Recorded data:
○ ○ ○
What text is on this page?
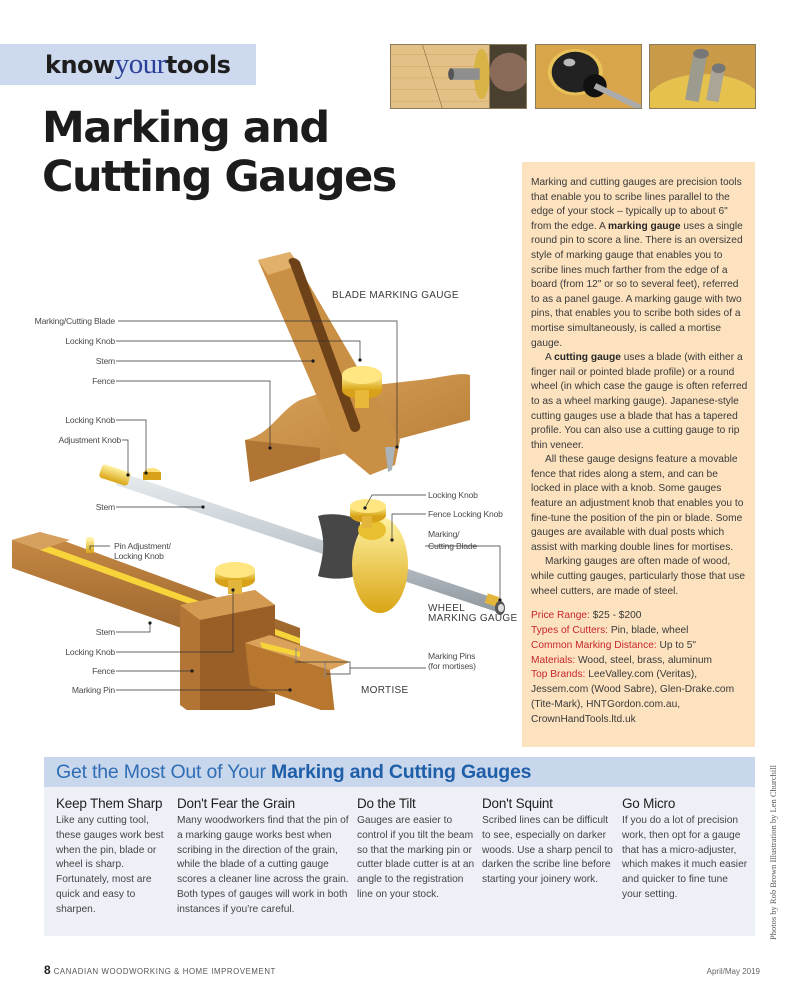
knowyourtools
Marking and
Cutting Gauges	Marking and cutting gauges are precision tools that enable you to scribe lines parallel to the edge of your stock – typically up to about 6" from the edge. A marking gauge uses a single round pin to score a line. There is an oversized style of marking gauge that enables you to scribe lines much farther from the edge of a board (from 12" or so to several feet), referred to as a panel gauge. A marking gauge with two pins, that enables you to scribe both sides of a mortise simultaneously, is called a mortise gauge.

A cutting gauge uses a blade (with either a finger nail or pointed blade profile) or a round wheel (in which case the gauge is often referred to as a wheel marking gauge). Japanese-style cutting gauges use a blade that has a tapered profile. You can also use a cutting gauge to rip thin veneer.

All these gauge designs feature a movable fence that rides along a stem, and can be locked in place with a knob. Some gauges feature an adjustment knob that enables you to fine-tune the position of the pin or blade. Some gauges are available with dual posts which assist with marking double lines for mortises.

Marking gauges are often made of wood, while cutting gauges, particularly those that use wheel cutters, are made of steel.

Price Range: $25 - $200
Types of Cutters: Pin, blade, wheel
Common Marking Distance: Up to 5"
Materials: Wood, steel, brass, aluminum
Top Brands: LeeValley.com (Veritas), Jessem.com (Wood Sabre), Glen-Drake.com (Tite-Mark), HNTGordon.com.au, CrownHandTools.ltd.uk
BLADE MARKING GAUGE
Marking/Cutting Blade
Locking Knob
Stem
Fence
Locking Knob
Adjustment Knob
Stem
Locking Knob
Fence Locking Knob
Marking/
Cutting Blade
WHEEL
MARKING GAUGE
Pin Adjustment/
Locking Knob
Stem
Locking Knob
Fence
Marking Pin
Marking Pins
(for mortises)
MORTISE
Get the Most Out of Your Marking and Cutting Gauges
Keep Them Sharp

Like any cutting tool, these gauges work best when the pin, blade or wheel is sharp. Fortunately, most are quick and easy to sharpen.

Don't Fear the Grain

Many woodworkers find that the pin of a marking gauge works best when scribing in the direction of the grain, while the blade of a cutting gauge scores a cleaner line across the grain. Both types of gauges will work in both instances if you're careful.

Do the Tilt

Gauges are easier to control if you tilt the beam so that the marking pin or cutter blade cutter is at an angle to the registration line on your stock.

Don't Squint

Scribed lines can be difficult to see, especially on darker woods. Use a sharp pencil to darken the scribe line before starting your joinery work.

Go Micro

If you do a lot of precision work, then opt for a gauge that has a micro-adjuster, which makes it much easier and quicker to fine tune your setting.	Photos by Rob Brown Illustration by Len Churchill
8 CANADIAN WOODWORKING & HOME IMPROVEMENT	April/May 2019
○ ○ ○
== CHALLENGE ==
Across the records above, count the lines holding "steel" and reply with that number alone.

== EXERCISE ANSWER ==
2